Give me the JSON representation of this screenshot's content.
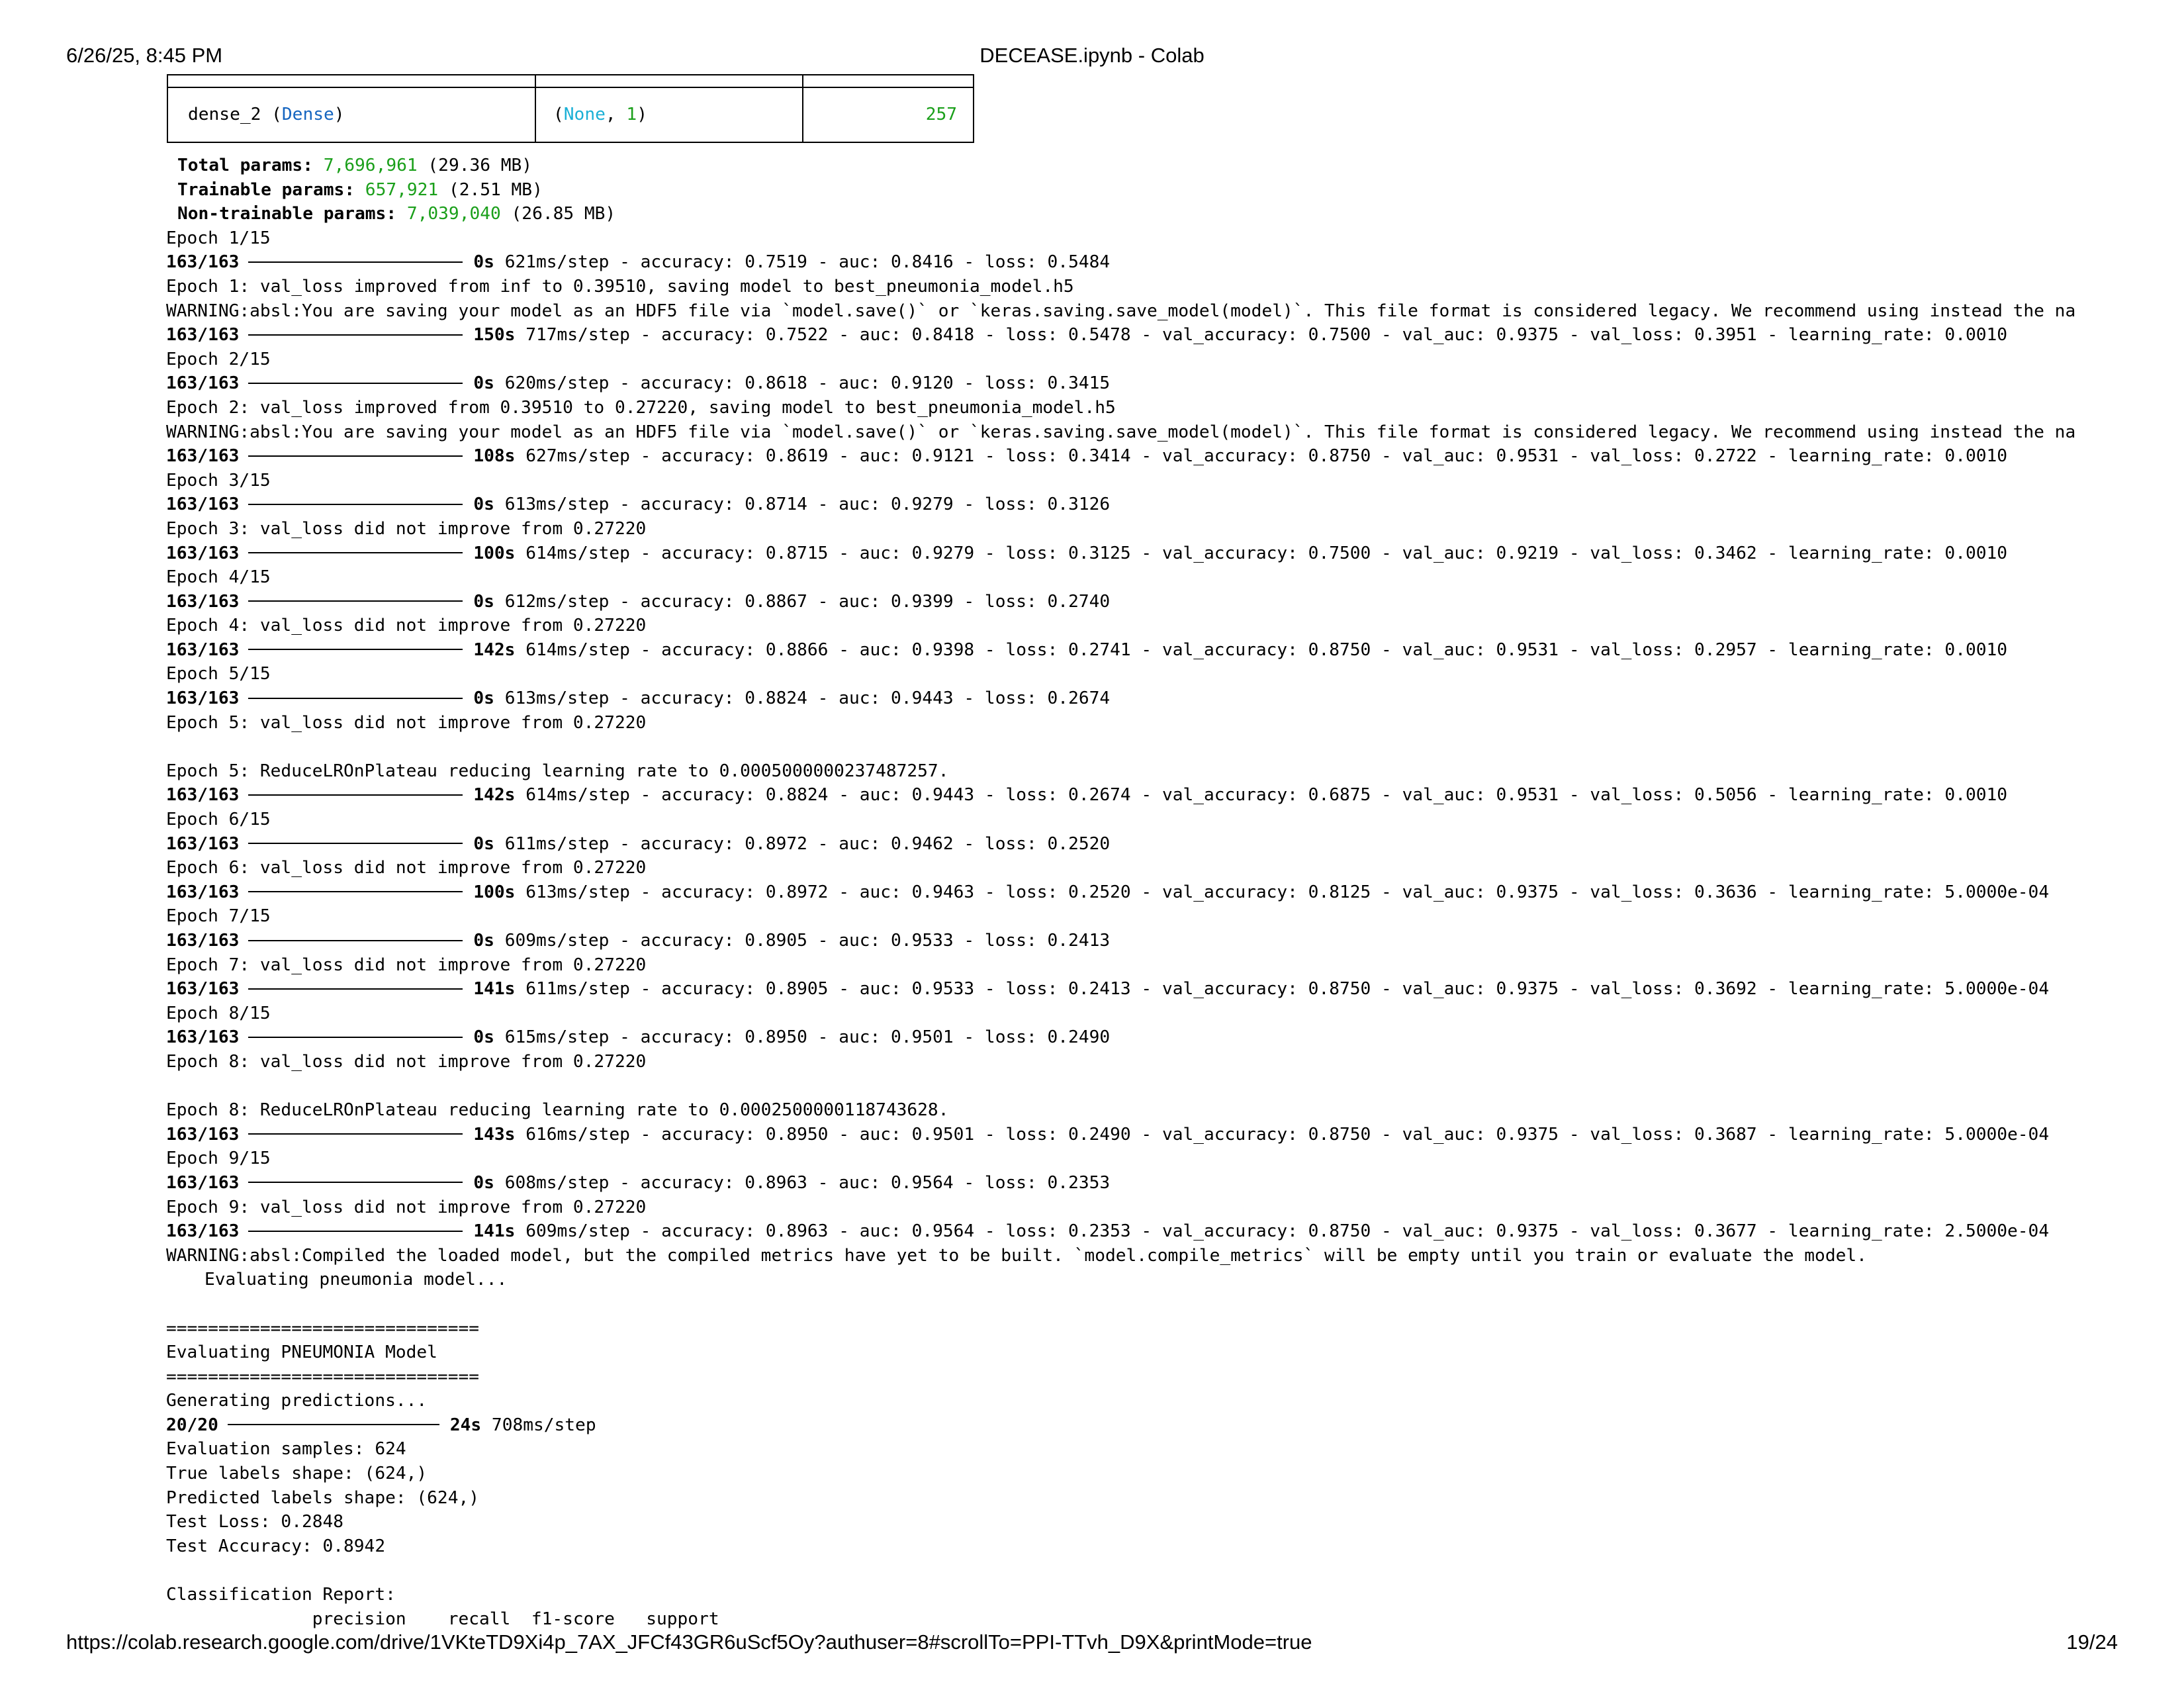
{
  "header": {
    "datetime": "6/26/25, 8:45 PM",
    "title": "DECEASE.ipynb - Colab"
  },
  "footer": {
    "url": "https://colab.research.google.com/drive/1VKteTD9Xi4p_7AX_JFCf43GR6uScf5Oy?authuser=8#scrollTo=PPI-TTvh_D9X&printMode=true",
    "page": "19/24"
  },
  "summary": {
    "layer_name": "dense_2 (",
    "layer_type": "Dense",
    "layer_close": ")",
    "shape_open": "(",
    "shape_none": "None",
    "shape_sep": ", ",
    "shape_one": "1",
    "shape_close": ")",
    "params": "257",
    "total_label": "Total params: ",
    "total_value": "7,696,961",
    "total_size": " (29.36 MB)",
    "trainable_label": "Trainable params: ",
    "trainable_value": "657,921",
    "trainable_size": " (2.51 MB)",
    "nontrainable_label": "Non-trainable params: ",
    "nontrainable_value": "7,039,040",
    "nontrainable_size": " (26.85 MB)"
  },
  "log": [
    {
      "kind": "text",
      "text": "Epoch 1/15"
    },
    {
      "kind": "prog",
      "step": "163/163",
      "time": "0s",
      "rest": " 621ms/step - accuracy: 0.7519 - auc: 0.8416 - loss: 0.5484"
    },
    {
      "kind": "text",
      "text": "Epoch 1: val_loss improved from inf to 0.39510, saving model to best_pneumonia_model.h5"
    },
    {
      "kind": "text",
      "text": "WARNING:absl:You are saving your model as an HDF5 file via `model.save()` or `keras.saving.save_model(model)`. This file format is considered legacy. We recommend using instead the na"
    },
    {
      "kind": "prog",
      "step": "163/163",
      "time": "150s",
      "rest": " 717ms/step - accuracy: 0.7522 - auc: 0.8418 - loss: 0.5478 - val_accuracy: 0.7500 - val_auc: 0.9375 - val_loss: 0.3951 - learning_rate: 0.0010"
    },
    {
      "kind": "text",
      "text": "Epoch 2/15"
    },
    {
      "kind": "prog",
      "step": "163/163",
      "time": "0s",
      "rest": " 620ms/step - accuracy: 0.8618 - auc: 0.9120 - loss: 0.3415"
    },
    {
      "kind": "text",
      "text": "Epoch 2: val_loss improved from 0.39510 to 0.27220, saving model to best_pneumonia_model.h5"
    },
    {
      "kind": "text",
      "text": "WARNING:absl:You are saving your model as an HDF5 file via `model.save()` or `keras.saving.save_model(model)`. This file format is considered legacy. We recommend using instead the na"
    },
    {
      "kind": "prog",
      "step": "163/163",
      "time": "108s",
      "rest": " 627ms/step - accuracy: 0.8619 - auc: 0.9121 - loss: 0.3414 - val_accuracy: 0.8750 - val_auc: 0.9531 - val_loss: 0.2722 - learning_rate: 0.0010"
    },
    {
      "kind": "text",
      "text": "Epoch 3/15"
    },
    {
      "kind": "prog",
      "step": "163/163",
      "time": "0s",
      "rest": " 613ms/step - accuracy: 0.8714 - auc: 0.9279 - loss: 0.3126"
    },
    {
      "kind": "text",
      "text": "Epoch 3: val_loss did not improve from 0.27220"
    },
    {
      "kind": "prog",
      "step": "163/163",
      "time": "100s",
      "rest": " 614ms/step - accuracy: 0.8715 - auc: 0.9279 - loss: 0.3125 - val_accuracy: 0.7500 - val_auc: 0.9219 - val_loss: 0.3462 - learning_rate: 0.0010"
    },
    {
      "kind": "text",
      "text": "Epoch 4/15"
    },
    {
      "kind": "prog",
      "step": "163/163",
      "time": "0s",
      "rest": " 612ms/step - accuracy: 0.8867 - auc: 0.9399 - loss: 0.2740"
    },
    {
      "kind": "text",
      "text": "Epoch 4: val_loss did not improve from 0.27220"
    },
    {
      "kind": "prog",
      "step": "163/163",
      "time": "142s",
      "rest": " 614ms/step - accuracy: 0.8866 - auc: 0.9398 - loss: 0.2741 - val_accuracy: 0.8750 - val_auc: 0.9531 - val_loss: 0.2957 - learning_rate: 0.0010"
    },
    {
      "kind": "text",
      "text": "Epoch 5/15"
    },
    {
      "kind": "prog",
      "step": "163/163",
      "time": "0s",
      "rest": " 613ms/step - accuracy: 0.8824 - auc: 0.9443 - loss: 0.2674"
    },
    {
      "kind": "text",
      "text": "Epoch 5: val_loss did not improve from 0.27220"
    },
    {
      "kind": "text",
      "text": ""
    },
    {
      "kind": "text",
      "text": "Epoch 5: ReduceLROnPlateau reducing learning rate to 0.0005000000237487257."
    },
    {
      "kind": "prog",
      "step": "163/163",
      "time": "142s",
      "rest": " 614ms/step - accuracy: 0.8824 - auc: 0.9443 - loss: 0.2674 - val_accuracy: 0.6875 - val_auc: 0.9531 - val_loss: 0.5056 - learning_rate: 0.0010"
    },
    {
      "kind": "text",
      "text": "Epoch 6/15"
    },
    {
      "kind": "prog",
      "step": "163/163",
      "time": "0s",
      "rest": " 611ms/step - accuracy: 0.8972 - auc: 0.9462 - loss: 0.2520"
    },
    {
      "kind": "text",
      "text": "Epoch 6: val_loss did not improve from 0.27220"
    },
    {
      "kind": "prog",
      "step": "163/163",
      "time": "100s",
      "rest": " 613ms/step - accuracy: 0.8972 - auc: 0.9463 - loss: 0.2520 - val_accuracy: 0.8125 - val_auc: 0.9375 - val_loss: 0.3636 - learning_rate: 5.0000e-04"
    },
    {
      "kind": "text",
      "text": "Epoch 7/15"
    },
    {
      "kind": "prog",
      "step": "163/163",
      "time": "0s",
      "rest": " 609ms/step - accuracy: 0.8905 - auc: 0.9533 - loss: 0.2413"
    },
    {
      "kind": "text",
      "text": "Epoch 7: val_loss did not improve from 0.27220"
    },
    {
      "kind": "prog",
      "step": "163/163",
      "time": "141s",
      "rest": " 611ms/step - accuracy: 0.8905 - auc: 0.9533 - loss: 0.2413 - val_accuracy: 0.8750 - val_auc: 0.9375 - val_loss: 0.3692 - learning_rate: 5.0000e-04"
    },
    {
      "kind": "text",
      "text": "Epoch 8/15"
    },
    {
      "kind": "prog",
      "step": "163/163",
      "time": "0s",
      "rest": " 615ms/step - accuracy: 0.8950 - auc: 0.9501 - loss: 0.2490"
    },
    {
      "kind": "text",
      "text": "Epoch 8: val_loss did not improve from 0.27220"
    },
    {
      "kind": "text",
      "text": ""
    },
    {
      "kind": "text",
      "text": "Epoch 8: ReduceLROnPlateau reducing learning rate to 0.0002500000118743628."
    },
    {
      "kind": "prog",
      "step": "163/163",
      "time": "143s",
      "rest": " 616ms/step - accuracy: 0.8950 - auc: 0.9501 - loss: 0.2490 - val_accuracy: 0.8750 - val_auc: 0.9375 - val_loss: 0.3687 - learning_rate: 5.0000e-04"
    },
    {
      "kind": "text",
      "text": "Epoch 9/15"
    },
    {
      "kind": "prog",
      "step": "163/163",
      "time": "0s",
      "rest": " 608ms/step - accuracy: 0.8963 - auc: 0.9564 - loss: 0.2353"
    },
    {
      "kind": "text",
      "text": "Epoch 9: val_loss did not improve from 0.27220"
    },
    {
      "kind": "prog",
      "step": "163/163",
      "time": "141s",
      "rest": " 609ms/step - accuracy: 0.8963 - auc: 0.9564 - loss: 0.2353 - val_accuracy: 0.8750 - val_auc: 0.9375 - val_loss: 0.3677 - learning_rate: 2.5000e-04"
    },
    {
      "kind": "text",
      "text": "WARNING:absl:Compiled the loaded model, but the compiled metrics have yet to be built. `model.compile_metrics` will be empty until you train or evaluate the model."
    },
    {
      "kind": "indent",
      "text": "Evaluating pneumonia model..."
    },
    {
      "kind": "text",
      "text": ""
    },
    {
      "kind": "text",
      "text": "=============================="
    },
    {
      "kind": "text",
      "text": "Evaluating PNEUMONIA Model"
    },
    {
      "kind": "text",
      "text": "=============================="
    },
    {
      "kind": "text",
      "text": "Generating predictions..."
    },
    {
      "kind": "prog",
      "step": "20/20",
      "time": "24s",
      "rest": " 708ms/step"
    },
    {
      "kind": "text",
      "text": "Evaluation samples: 624"
    },
    {
      "kind": "text",
      "text": "True labels shape: (624,)"
    },
    {
      "kind": "text",
      "text": "Predicted labels shape: (624,)"
    },
    {
      "kind": "text",
      "text": "Test Loss: 0.2848"
    },
    {
      "kind": "text",
      "text": "Test Accuracy: 0.8942"
    },
    {
      "kind": "text",
      "text": ""
    },
    {
      "kind": "text",
      "text": "Classification Report:"
    },
    {
      "kind": "text",
      "text": "              precision    recall  f1-score   support"
    }
  ]
}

* * * * *

• **TASK**: Go through the data and count each line that has the word "improved", then give the total alone.

• **EXPECTED OUTPUT**: 2